TASK OBJECTIVE
Reproduce each of the following entries verbatim, line for line.
═════ PROVIDED MATERIAL ═════
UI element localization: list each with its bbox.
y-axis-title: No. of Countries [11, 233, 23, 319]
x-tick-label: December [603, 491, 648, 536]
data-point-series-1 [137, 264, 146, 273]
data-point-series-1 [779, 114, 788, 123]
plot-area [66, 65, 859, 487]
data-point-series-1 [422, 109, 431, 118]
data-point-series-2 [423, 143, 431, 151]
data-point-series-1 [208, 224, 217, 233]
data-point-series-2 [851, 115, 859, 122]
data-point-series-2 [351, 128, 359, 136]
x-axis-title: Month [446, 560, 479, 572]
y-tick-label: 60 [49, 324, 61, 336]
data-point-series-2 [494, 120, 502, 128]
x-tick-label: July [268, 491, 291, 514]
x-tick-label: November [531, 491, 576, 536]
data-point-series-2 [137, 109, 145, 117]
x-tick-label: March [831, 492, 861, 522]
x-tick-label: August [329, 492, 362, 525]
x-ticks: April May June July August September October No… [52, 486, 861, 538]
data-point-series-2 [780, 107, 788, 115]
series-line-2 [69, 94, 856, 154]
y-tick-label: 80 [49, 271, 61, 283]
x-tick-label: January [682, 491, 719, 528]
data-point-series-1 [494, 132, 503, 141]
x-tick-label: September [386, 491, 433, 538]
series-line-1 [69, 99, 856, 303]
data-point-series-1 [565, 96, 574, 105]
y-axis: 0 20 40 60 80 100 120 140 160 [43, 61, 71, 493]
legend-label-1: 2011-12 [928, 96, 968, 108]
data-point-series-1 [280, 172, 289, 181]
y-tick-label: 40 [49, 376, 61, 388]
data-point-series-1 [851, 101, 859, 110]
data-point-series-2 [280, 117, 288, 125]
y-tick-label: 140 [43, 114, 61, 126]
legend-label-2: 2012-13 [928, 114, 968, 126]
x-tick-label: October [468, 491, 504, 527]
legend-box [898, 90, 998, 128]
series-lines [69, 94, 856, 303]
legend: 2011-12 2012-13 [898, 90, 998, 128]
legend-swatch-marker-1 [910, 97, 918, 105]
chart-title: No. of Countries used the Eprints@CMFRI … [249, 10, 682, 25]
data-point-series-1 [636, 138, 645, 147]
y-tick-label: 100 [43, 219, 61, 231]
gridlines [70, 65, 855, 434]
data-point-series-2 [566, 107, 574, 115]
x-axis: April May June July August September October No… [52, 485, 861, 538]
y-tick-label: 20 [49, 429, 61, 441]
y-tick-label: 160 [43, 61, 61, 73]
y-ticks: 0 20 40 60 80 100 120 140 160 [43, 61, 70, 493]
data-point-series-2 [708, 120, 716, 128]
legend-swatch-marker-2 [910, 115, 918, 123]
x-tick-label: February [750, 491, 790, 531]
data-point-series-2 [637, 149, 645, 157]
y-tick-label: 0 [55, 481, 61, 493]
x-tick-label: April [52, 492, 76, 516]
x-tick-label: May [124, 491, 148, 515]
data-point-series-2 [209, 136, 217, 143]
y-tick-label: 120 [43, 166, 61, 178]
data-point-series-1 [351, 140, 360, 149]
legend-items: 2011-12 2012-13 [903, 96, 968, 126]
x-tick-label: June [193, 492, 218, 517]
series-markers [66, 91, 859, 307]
═════
TASK RESULT
UI element localization: list each with its bbox.
y-axis-title: No. of Countries [11, 233, 23, 319]
x-tick-label: December [603, 491, 648, 536]
data-point-series-1 [137, 264, 146, 273]
data-point-series-1 [779, 114, 788, 123]
plot-area [66, 65, 859, 487]
data-point-series-1 [422, 109, 431, 118]
data-point-series-2 [423, 143, 431, 151]
data-point-series-1 [208, 224, 217, 233]
data-point-series-2 [851, 115, 859, 122]
data-point-series-2 [351, 128, 359, 136]
x-axis-title: Month [446, 560, 479, 572]
y-tick-label: 60 [49, 324, 61, 336]
data-point-series-2 [494, 120, 502, 128]
x-tick-label: July [268, 491, 291, 514]
x-tick-label: November [531, 491, 576, 536]
data-point-series-2 [137, 109, 145, 117]
x-tick-label: March [831, 492, 861, 522]
x-tick-label: August [329, 492, 362, 525]
x-ticks: April May June July August September October No… [52, 486, 861, 538]
data-point-series-2 [780, 107, 788, 115]
series-line-2 [69, 94, 856, 154]
y-tick-label: 80 [49, 271, 61, 283]
x-tick-label: January [682, 491, 719, 528]
data-point-series-1 [494, 132, 503, 141]
x-tick-label: September [386, 491, 433, 538]
series-line-1 [69, 99, 856, 303]
data-point-series-1 [565, 96, 574, 105]
y-axis: 0 20 40 60 80 100 120 140 160 [43, 61, 71, 493]
legend-label-1: 2011-12 [928, 96, 968, 108]
data-point-series-1 [280, 172, 289, 181]
y-tick-label: 40 [49, 376, 61, 388]
data-point-series-1 [851, 101, 859, 110]
data-point-series-2 [280, 117, 288, 125]
y-tick-label: 140 [43, 114, 61, 126]
legend-label-2: 2012-13 [928, 114, 968, 126]
x-tick-label: October [468, 491, 504, 527]
legend-box [898, 90, 998, 128]
series-lines [69, 94, 856, 303]
legend: 2011-12 2012-13 [898, 90, 998, 128]
legend-swatch-marker-1 [910, 97, 918, 105]
chart-title: No. of Countries used the Eprints@CMFRI … [249, 10, 682, 25]
data-point-series-1 [636, 138, 645, 147]
y-tick-label: 100 [43, 219, 61, 231]
gridlines [70, 65, 855, 434]
data-point-series-2 [566, 107, 574, 115]
x-axis: April May June July August September October No… [52, 485, 861, 538]
y-tick-label: 20 [49, 429, 61, 441]
y-tick-label: 160 [43, 61, 61, 73]
y-ticks: 0 20 40 60 80 100 120 140 160 [43, 61, 70, 493]
data-point-series-2 [708, 120, 716, 128]
legend-swatch-marker-2 [910, 115, 918, 123]
x-tick-label: February [750, 491, 790, 531]
data-point-series-2 [637, 149, 645, 157]
y-tick-label: 0 [55, 481, 61, 493]
x-tick-label: April [52, 492, 76, 516]
x-tick-label: May [124, 491, 148, 515]
data-point-series-2 [209, 136, 217, 143]
y-tick-label: 120 [43, 166, 61, 178]
data-point-series-1 [351, 140, 360, 149]
legend-items: 2011-12 2012-13 [903, 96, 968, 126]
x-tick-label: June [193, 492, 218, 517]
series-markers [66, 91, 859, 307]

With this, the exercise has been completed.